→ Task details
Output the full listing below exactly as it reads, and skip anything that is a picture.

--- start of Data for this exercise ---

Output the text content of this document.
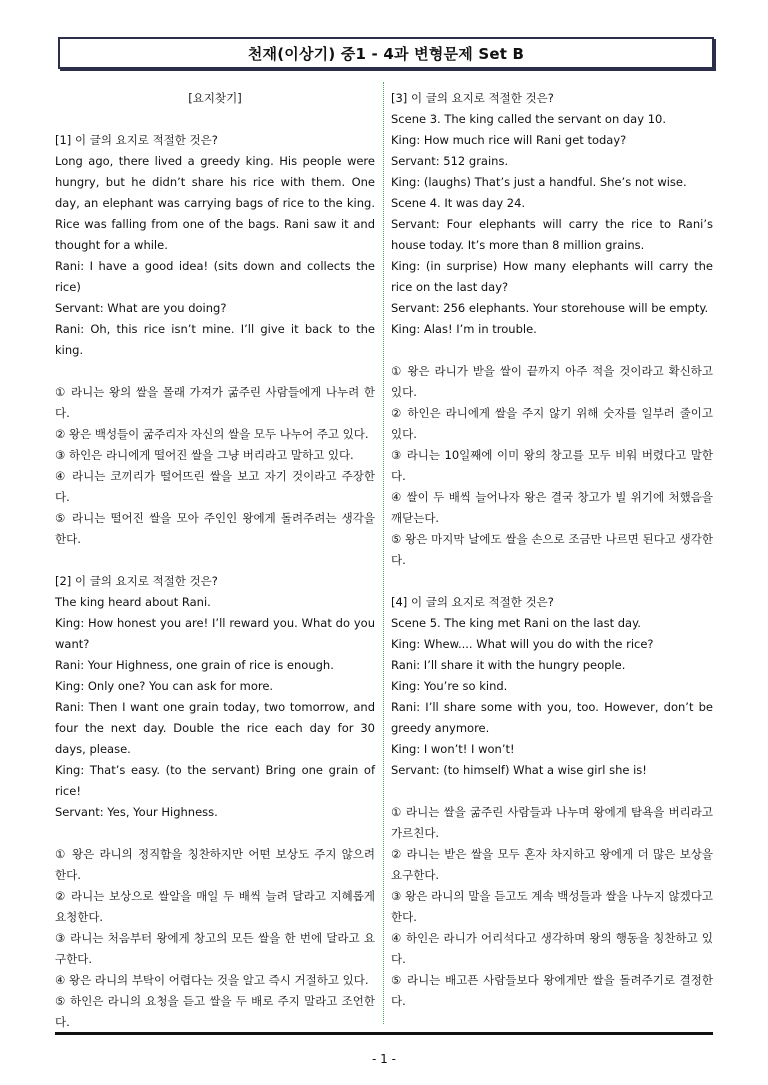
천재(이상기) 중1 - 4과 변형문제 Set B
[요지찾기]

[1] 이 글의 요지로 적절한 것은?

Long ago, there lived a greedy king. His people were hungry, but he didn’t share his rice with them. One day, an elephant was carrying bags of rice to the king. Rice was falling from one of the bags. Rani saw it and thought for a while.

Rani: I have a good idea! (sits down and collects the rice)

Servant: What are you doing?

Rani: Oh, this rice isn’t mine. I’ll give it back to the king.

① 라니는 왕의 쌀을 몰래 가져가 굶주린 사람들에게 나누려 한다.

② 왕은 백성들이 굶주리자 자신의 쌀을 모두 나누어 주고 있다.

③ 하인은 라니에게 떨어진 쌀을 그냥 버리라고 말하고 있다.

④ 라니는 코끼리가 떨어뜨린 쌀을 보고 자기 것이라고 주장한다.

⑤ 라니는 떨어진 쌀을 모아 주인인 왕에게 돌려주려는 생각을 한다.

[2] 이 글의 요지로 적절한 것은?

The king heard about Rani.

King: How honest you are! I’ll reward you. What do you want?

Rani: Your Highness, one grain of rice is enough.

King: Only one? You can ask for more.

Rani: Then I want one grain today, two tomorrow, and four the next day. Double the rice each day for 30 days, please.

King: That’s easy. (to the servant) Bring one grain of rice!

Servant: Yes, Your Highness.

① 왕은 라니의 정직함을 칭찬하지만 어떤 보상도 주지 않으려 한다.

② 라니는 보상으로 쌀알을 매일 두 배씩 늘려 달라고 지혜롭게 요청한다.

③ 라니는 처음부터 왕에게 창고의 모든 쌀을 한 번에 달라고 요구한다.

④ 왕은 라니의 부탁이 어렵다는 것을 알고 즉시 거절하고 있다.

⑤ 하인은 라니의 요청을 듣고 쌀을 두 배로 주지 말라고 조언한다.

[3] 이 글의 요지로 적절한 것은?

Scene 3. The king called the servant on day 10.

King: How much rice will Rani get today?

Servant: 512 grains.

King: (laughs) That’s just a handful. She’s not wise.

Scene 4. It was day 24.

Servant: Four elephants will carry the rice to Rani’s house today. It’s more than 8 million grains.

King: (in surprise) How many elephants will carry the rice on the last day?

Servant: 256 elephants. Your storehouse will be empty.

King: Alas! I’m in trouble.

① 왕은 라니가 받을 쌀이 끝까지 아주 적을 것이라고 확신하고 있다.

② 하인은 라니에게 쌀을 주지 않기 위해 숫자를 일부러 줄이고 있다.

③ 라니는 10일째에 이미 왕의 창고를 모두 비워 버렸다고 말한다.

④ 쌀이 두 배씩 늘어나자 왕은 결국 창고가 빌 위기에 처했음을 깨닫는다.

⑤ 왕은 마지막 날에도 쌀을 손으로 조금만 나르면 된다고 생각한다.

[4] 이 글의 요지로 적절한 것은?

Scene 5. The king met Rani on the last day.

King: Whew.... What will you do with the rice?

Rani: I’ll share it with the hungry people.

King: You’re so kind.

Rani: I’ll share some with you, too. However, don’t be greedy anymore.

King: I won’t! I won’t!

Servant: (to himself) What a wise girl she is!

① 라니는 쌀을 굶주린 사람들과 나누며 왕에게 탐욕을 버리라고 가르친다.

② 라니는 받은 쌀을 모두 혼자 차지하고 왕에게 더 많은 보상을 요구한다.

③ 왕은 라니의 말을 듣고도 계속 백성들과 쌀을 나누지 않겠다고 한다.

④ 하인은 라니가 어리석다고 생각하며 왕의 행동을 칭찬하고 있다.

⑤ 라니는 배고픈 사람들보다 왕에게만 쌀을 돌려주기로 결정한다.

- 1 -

--- end of Data for this exercise ---

→ Finished exercise
Output the text content of this document.
천재(이상기) 중1 - 4과 변형문제 Set B
[요지찾기]

[1] 이 글의 요지로 적절한 것은?

Long ago, there lived a greedy king. His people were hungry, but he didn’t share his rice with them. One day, an elephant was carrying bags of rice to the king. Rice was falling from one of the bags. Rani saw it and thought for a while.

Rani: I have a good idea! (sits down and collects the rice)

Servant: What are you doing?

Rani: Oh, this rice isn’t mine. I’ll give it back to the king.

① 라니는 왕의 쌀을 몰래 가져가 굶주린 사람들에게 나누려 한다.

② 왕은 백성들이 굶주리자 자신의 쌀을 모두 나누어 주고 있다.

③ 하인은 라니에게 떨어진 쌀을 그냥 버리라고 말하고 있다.

④ 라니는 코끼리가 떨어뜨린 쌀을 보고 자기 것이라고 주장한다.

⑤ 라니는 떨어진 쌀을 모아 주인인 왕에게 돌려주려는 생각을 한다.

[2] 이 글의 요지로 적절한 것은?

The king heard about Rani.

King: How honest you are! I’ll reward you. What do you want?

Rani: Your Highness, one grain of rice is enough.

King: Only one? You can ask for more.

Rani: Then I want one grain today, two tomorrow, and four the next day. Double the rice each day for 30 days, please.

King: That’s easy. (to the servant) Bring one grain of rice!

Servant: Yes, Your Highness.

① 왕은 라니의 정직함을 칭찬하지만 어떤 보상도 주지 않으려 한다.

② 라니는 보상으로 쌀알을 매일 두 배씩 늘려 달라고 지혜롭게 요청한다.

③ 라니는 처음부터 왕에게 창고의 모든 쌀을 한 번에 달라고 요구한다.

④ 왕은 라니의 부탁이 어렵다는 것을 알고 즉시 거절하고 있다.

⑤ 하인은 라니의 요청을 듣고 쌀을 두 배로 주지 말라고 조언한다.

[3] 이 글의 요지로 적절한 것은?

Scene 3. The king called the servant on day 10.

King: How much rice will Rani get today?

Servant: 512 grains.

King: (laughs) That’s just a handful. She’s not wise.

Scene 4. It was day 24.

Servant: Four elephants will carry the rice to Rani’s house today. It’s more than 8 million grains.

King: (in surprise) How many elephants will carry the rice on the last day?

Servant: 256 elephants. Your storehouse will be empty.

King: Alas! I’m in trouble.

① 왕은 라니가 받을 쌀이 끝까지 아주 적을 것이라고 확신하고 있다.

② 하인은 라니에게 쌀을 주지 않기 위해 숫자를 일부러 줄이고 있다.

③ 라니는 10일째에 이미 왕의 창고를 모두 비워 버렸다고 말한다.

④ 쌀이 두 배씩 늘어나자 왕은 결국 창고가 빌 위기에 처했음을 깨닫는다.

⑤ 왕은 마지막 날에도 쌀을 손으로 조금만 나르면 된다고 생각한다.

[4] 이 글의 요지로 적절한 것은?

Scene 5. The king met Rani on the last day.

King: Whew.... What will you do with the rice?

Rani: I’ll share it with the hungry people.

King: You’re so kind.

Rani: I’ll share some with you, too. However, don’t be greedy anymore.

King: I won’t! I won’t!

Servant: (to himself) What a wise girl she is!

① 라니는 쌀을 굶주린 사람들과 나누며 왕에게 탐욕을 버리라고 가르친다.

② 라니는 받은 쌀을 모두 혼자 차지하고 왕에게 더 많은 보상을 요구한다.

③ 왕은 라니의 말을 듣고도 계속 백성들과 쌀을 나누지 않겠다고 한다.

④ 하인은 라니가 어리석다고 생각하며 왕의 행동을 칭찬하고 있다.

⑤ 라니는 배고픈 사람들보다 왕에게만 쌀을 돌려주기로 결정한다.

- 1 -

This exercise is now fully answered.